* _WORK INSTRUCTION_: From the data below, give the number of lines holding the word "structured", with nothing else added.

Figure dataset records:
****************************************

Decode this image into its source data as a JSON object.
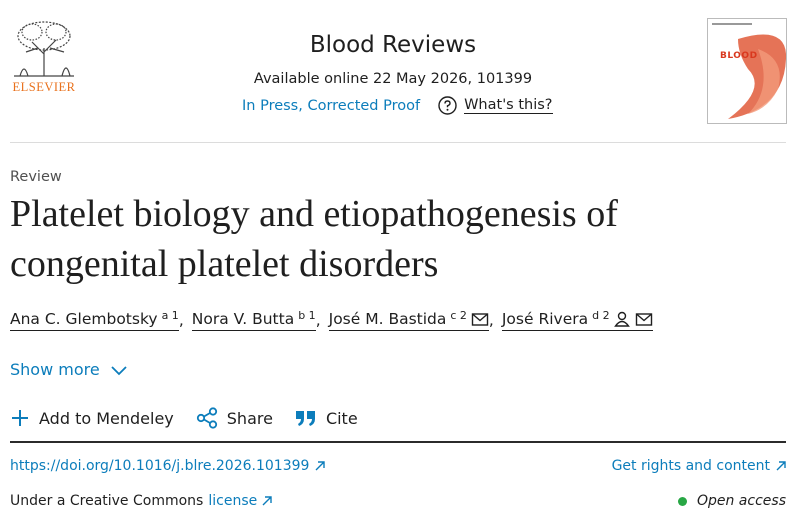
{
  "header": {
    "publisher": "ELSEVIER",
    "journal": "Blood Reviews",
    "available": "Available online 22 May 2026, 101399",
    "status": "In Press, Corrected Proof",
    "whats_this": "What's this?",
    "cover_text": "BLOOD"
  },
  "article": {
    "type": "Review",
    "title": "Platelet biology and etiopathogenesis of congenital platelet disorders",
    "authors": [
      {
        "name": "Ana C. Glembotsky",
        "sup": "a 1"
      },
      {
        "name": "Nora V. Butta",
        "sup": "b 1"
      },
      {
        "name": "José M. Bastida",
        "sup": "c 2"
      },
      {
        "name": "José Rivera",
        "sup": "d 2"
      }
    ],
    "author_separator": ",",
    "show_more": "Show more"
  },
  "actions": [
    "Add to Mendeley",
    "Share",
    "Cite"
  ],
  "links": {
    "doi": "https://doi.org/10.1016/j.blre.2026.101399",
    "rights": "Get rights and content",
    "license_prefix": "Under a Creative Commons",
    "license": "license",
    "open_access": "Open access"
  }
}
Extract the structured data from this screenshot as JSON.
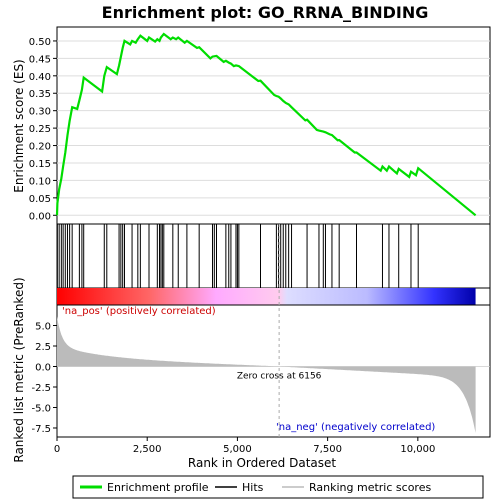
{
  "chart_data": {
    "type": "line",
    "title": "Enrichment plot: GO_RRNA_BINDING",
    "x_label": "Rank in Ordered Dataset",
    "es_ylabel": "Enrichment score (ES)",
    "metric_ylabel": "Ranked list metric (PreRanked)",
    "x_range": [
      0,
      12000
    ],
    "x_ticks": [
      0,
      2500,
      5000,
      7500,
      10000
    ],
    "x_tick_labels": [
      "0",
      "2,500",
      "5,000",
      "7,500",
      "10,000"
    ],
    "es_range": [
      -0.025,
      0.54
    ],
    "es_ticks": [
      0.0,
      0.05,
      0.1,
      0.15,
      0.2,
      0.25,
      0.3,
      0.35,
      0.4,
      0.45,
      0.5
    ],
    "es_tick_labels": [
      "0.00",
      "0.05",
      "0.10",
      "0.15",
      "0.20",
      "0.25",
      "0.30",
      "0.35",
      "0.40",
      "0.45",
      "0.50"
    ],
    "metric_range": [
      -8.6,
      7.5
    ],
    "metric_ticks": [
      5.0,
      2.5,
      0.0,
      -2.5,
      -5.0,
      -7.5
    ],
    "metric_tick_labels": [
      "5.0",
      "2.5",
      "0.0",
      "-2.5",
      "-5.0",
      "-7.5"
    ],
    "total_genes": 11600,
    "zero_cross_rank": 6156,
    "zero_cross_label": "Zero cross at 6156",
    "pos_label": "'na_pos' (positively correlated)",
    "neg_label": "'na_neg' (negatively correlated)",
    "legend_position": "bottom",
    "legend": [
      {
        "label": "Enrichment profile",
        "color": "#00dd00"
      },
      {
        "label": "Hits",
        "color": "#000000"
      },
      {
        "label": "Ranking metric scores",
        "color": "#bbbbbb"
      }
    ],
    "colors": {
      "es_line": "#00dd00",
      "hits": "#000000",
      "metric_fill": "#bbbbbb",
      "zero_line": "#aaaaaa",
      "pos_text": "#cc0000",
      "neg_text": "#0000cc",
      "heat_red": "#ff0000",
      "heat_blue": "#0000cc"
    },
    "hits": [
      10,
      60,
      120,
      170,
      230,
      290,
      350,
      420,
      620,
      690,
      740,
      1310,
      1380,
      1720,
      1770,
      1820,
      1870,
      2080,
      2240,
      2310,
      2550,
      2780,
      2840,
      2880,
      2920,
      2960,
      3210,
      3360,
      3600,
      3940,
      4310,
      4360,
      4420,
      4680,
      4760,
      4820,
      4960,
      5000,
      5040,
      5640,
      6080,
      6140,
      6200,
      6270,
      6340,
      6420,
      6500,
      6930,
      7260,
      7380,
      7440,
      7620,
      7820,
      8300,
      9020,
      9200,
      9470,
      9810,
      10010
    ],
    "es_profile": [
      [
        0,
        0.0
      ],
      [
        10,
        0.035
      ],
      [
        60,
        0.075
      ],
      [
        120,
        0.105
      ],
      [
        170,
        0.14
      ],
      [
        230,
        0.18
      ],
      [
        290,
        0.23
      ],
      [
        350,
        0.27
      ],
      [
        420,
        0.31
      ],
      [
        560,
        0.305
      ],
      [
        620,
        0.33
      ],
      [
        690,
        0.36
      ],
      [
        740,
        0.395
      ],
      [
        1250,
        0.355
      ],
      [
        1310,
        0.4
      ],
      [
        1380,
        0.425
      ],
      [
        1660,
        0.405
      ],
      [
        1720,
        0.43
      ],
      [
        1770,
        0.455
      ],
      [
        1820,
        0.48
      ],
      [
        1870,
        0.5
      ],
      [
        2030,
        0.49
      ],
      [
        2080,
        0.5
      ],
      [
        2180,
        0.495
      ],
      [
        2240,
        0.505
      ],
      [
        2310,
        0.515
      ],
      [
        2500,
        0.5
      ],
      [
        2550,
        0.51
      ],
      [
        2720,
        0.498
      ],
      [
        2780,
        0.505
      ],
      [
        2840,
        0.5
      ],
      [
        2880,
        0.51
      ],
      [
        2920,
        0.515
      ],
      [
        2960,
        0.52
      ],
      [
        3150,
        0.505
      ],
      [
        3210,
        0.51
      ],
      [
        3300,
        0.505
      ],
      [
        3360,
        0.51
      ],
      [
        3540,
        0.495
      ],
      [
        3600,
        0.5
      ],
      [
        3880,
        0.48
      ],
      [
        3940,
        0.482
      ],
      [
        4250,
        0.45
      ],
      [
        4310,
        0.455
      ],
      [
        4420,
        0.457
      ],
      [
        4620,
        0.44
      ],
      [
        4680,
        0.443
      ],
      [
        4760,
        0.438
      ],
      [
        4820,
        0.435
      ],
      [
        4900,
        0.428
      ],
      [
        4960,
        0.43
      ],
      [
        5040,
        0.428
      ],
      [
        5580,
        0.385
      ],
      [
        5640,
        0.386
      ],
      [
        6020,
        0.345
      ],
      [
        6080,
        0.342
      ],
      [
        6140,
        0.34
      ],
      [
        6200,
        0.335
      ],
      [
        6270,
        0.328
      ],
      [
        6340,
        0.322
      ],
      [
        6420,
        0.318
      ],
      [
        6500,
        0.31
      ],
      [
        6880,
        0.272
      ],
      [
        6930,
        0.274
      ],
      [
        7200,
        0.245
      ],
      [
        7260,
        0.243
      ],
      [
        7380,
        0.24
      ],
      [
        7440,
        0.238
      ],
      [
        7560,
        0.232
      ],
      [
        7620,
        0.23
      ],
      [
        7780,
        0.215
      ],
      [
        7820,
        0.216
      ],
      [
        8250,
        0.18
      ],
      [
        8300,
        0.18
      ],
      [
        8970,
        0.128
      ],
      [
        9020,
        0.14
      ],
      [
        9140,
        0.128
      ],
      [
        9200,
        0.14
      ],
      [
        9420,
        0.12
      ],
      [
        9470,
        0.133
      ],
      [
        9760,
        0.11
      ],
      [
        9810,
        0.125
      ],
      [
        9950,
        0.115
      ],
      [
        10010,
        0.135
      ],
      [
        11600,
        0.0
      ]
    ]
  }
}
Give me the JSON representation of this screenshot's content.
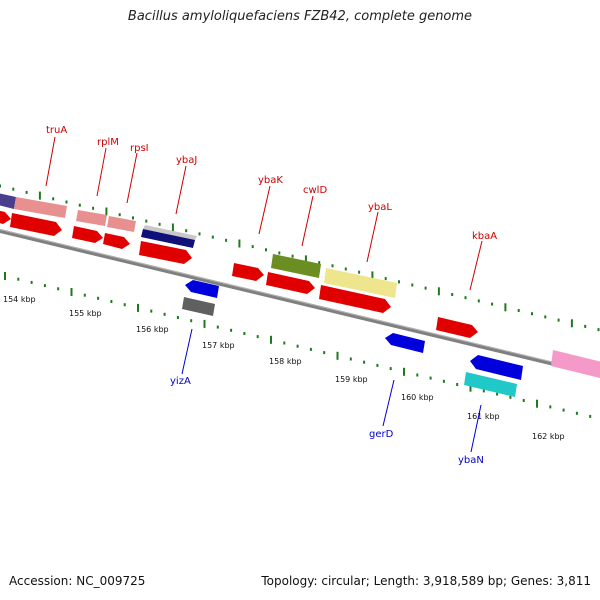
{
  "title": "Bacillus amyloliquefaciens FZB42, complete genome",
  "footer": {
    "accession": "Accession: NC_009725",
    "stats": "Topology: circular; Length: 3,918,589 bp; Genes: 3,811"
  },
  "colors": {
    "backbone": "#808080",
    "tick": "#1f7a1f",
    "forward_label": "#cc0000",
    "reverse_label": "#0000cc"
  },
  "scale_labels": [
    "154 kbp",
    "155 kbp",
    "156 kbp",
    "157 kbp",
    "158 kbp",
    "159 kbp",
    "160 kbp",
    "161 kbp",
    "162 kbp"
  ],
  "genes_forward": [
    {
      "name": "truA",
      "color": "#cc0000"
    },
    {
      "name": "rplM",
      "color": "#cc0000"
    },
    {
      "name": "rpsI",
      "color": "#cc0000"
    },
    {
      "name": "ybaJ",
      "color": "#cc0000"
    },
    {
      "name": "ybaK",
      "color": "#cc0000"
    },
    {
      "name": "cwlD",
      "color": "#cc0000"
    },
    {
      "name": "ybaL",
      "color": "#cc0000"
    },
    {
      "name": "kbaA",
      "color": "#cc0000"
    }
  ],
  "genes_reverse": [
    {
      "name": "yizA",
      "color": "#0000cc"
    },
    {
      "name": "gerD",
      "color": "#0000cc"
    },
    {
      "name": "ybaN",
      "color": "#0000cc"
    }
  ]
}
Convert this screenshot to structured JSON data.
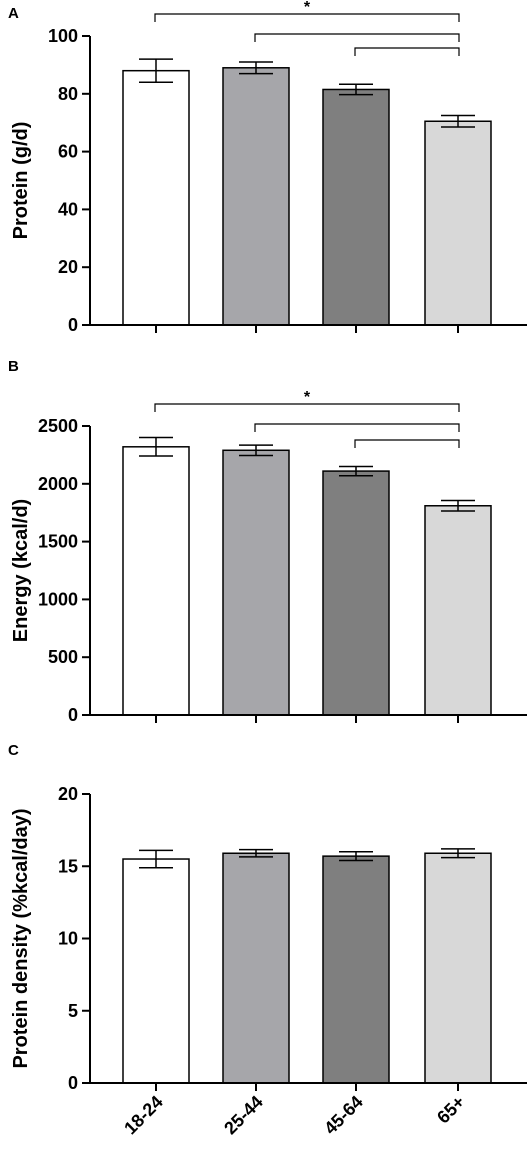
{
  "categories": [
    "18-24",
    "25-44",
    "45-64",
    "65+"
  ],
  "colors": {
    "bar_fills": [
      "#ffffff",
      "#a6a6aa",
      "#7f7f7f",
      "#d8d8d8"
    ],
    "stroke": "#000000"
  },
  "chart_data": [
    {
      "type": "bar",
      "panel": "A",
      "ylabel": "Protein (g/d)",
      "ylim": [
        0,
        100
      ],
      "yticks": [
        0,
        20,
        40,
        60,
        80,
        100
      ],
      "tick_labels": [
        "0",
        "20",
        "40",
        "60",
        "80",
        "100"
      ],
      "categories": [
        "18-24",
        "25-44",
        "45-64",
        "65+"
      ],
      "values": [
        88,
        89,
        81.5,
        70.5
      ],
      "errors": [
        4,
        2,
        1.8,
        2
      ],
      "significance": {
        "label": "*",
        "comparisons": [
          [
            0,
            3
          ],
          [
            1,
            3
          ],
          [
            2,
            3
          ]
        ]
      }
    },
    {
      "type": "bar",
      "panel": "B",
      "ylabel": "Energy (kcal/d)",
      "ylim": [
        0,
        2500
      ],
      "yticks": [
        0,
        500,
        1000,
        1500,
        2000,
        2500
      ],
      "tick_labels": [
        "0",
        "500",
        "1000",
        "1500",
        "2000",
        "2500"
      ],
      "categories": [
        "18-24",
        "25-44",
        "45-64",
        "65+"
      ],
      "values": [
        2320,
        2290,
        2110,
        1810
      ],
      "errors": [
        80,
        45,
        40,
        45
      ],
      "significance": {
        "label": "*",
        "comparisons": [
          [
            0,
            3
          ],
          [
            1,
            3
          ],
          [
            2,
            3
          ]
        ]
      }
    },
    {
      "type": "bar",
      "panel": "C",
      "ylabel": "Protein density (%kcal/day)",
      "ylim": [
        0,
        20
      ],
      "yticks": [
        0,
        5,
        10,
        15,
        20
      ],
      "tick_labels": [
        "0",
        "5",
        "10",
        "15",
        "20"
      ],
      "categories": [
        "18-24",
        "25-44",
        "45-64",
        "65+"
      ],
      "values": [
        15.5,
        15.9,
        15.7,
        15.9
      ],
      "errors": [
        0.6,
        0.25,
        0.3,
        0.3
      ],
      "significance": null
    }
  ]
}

****************************************

* _EXERCISE RESULT_: 2